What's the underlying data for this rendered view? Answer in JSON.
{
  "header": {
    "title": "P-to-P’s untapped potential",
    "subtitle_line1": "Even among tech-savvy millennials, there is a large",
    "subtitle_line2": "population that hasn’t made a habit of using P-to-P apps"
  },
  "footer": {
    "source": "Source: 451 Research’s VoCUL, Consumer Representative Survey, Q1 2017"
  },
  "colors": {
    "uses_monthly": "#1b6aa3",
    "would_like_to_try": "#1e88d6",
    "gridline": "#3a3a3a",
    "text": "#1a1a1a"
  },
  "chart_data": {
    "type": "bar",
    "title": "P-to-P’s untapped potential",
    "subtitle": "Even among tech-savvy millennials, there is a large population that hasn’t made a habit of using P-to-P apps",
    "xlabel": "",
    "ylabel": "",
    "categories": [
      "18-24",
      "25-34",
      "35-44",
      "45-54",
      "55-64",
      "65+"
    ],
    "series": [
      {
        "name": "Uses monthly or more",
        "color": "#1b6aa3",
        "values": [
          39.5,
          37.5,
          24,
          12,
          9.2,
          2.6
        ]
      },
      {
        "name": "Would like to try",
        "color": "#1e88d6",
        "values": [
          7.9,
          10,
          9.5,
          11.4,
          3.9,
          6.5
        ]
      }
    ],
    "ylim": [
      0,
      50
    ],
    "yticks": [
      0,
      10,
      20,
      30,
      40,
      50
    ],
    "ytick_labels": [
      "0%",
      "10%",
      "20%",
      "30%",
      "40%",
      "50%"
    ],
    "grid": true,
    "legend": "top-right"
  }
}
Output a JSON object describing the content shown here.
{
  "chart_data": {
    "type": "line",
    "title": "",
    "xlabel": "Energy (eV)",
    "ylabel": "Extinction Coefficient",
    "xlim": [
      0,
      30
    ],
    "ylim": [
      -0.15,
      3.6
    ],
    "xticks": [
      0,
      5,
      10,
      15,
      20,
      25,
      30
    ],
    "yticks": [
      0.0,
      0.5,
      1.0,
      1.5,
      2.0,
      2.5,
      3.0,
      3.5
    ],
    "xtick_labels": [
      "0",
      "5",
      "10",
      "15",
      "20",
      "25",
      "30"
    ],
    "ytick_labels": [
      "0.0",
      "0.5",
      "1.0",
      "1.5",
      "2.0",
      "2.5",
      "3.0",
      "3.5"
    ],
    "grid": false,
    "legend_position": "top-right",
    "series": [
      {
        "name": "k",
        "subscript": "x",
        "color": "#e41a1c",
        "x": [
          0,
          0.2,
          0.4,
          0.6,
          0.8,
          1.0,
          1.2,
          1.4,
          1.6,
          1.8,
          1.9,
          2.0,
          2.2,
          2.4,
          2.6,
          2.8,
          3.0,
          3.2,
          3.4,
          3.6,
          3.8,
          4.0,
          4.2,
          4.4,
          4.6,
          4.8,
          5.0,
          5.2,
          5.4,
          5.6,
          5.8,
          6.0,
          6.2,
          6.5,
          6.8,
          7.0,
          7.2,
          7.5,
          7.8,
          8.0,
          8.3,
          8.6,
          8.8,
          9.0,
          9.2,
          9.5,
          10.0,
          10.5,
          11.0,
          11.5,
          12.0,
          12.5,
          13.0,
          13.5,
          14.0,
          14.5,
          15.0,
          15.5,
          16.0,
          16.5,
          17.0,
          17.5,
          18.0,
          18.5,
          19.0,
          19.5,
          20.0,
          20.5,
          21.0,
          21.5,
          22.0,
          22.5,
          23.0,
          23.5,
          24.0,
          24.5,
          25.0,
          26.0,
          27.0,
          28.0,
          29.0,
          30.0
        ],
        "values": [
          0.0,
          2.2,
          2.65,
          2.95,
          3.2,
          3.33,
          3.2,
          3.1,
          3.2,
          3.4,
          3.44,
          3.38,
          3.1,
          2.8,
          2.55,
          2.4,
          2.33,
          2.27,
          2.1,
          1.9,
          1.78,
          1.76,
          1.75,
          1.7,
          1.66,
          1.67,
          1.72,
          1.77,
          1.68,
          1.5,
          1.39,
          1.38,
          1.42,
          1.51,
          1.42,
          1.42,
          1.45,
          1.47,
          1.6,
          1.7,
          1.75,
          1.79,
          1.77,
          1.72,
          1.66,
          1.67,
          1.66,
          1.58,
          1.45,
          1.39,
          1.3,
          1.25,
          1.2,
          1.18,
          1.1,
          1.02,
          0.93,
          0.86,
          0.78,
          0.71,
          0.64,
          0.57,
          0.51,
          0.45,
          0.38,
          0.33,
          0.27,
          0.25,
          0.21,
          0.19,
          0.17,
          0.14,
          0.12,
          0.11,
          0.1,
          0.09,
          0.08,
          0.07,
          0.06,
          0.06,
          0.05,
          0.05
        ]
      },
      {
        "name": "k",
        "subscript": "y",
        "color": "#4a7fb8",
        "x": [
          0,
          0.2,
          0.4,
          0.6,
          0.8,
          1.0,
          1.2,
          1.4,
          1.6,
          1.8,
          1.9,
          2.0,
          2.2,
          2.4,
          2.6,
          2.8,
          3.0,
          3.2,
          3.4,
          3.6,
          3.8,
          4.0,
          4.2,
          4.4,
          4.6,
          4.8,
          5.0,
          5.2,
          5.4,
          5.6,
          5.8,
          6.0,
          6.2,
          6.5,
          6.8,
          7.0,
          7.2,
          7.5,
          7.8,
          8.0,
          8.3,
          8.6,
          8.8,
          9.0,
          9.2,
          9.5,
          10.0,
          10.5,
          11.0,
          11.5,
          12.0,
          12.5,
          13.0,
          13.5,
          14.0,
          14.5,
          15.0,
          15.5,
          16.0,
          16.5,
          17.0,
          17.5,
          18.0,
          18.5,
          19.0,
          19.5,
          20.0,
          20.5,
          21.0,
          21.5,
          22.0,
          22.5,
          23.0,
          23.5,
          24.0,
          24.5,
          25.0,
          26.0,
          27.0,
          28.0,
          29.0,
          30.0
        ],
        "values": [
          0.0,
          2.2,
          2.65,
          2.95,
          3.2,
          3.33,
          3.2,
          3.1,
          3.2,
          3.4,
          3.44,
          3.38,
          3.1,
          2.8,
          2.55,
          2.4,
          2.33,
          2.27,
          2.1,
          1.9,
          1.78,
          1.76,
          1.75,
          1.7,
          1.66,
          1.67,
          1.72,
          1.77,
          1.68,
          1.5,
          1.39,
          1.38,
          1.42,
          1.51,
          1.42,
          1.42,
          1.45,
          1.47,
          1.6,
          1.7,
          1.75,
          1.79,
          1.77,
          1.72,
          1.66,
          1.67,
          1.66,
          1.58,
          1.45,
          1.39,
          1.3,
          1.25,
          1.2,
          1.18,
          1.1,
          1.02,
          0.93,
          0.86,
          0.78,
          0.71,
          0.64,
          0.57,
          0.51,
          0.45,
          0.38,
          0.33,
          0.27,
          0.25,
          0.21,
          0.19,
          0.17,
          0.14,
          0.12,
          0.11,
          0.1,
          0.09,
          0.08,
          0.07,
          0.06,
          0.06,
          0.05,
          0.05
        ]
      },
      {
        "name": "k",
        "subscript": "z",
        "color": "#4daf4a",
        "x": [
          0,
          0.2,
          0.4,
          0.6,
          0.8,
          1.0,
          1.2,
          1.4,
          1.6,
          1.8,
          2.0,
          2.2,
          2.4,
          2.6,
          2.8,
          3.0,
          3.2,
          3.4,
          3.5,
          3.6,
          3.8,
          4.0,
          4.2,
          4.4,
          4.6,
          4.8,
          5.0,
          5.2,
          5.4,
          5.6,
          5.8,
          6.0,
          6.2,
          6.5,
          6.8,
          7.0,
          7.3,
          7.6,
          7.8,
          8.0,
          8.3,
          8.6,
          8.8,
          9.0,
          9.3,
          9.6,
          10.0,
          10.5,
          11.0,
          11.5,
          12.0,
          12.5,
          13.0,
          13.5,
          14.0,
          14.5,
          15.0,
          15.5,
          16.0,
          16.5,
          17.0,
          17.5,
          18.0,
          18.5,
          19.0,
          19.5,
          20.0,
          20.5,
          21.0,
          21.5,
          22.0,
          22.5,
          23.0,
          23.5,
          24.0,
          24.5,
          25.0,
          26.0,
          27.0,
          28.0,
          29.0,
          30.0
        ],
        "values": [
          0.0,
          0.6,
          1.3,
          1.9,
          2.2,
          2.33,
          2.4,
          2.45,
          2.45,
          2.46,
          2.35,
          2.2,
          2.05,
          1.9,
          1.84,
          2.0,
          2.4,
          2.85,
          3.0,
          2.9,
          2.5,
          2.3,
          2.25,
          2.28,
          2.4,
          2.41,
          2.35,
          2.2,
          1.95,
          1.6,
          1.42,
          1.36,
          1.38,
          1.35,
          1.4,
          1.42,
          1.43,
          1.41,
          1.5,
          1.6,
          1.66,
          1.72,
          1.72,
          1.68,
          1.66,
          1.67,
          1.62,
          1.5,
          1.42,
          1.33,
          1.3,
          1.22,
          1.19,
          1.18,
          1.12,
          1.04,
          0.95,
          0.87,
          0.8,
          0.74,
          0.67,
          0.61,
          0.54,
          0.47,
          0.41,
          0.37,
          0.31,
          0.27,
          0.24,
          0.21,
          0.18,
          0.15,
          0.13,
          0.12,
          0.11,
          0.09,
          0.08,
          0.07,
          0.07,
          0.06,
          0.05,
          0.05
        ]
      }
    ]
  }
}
^^^^^^^^^^^^^^^^
• _What this task involves_
Lines containing the word "made" are to be tallied; report only the total.

• _Result_
2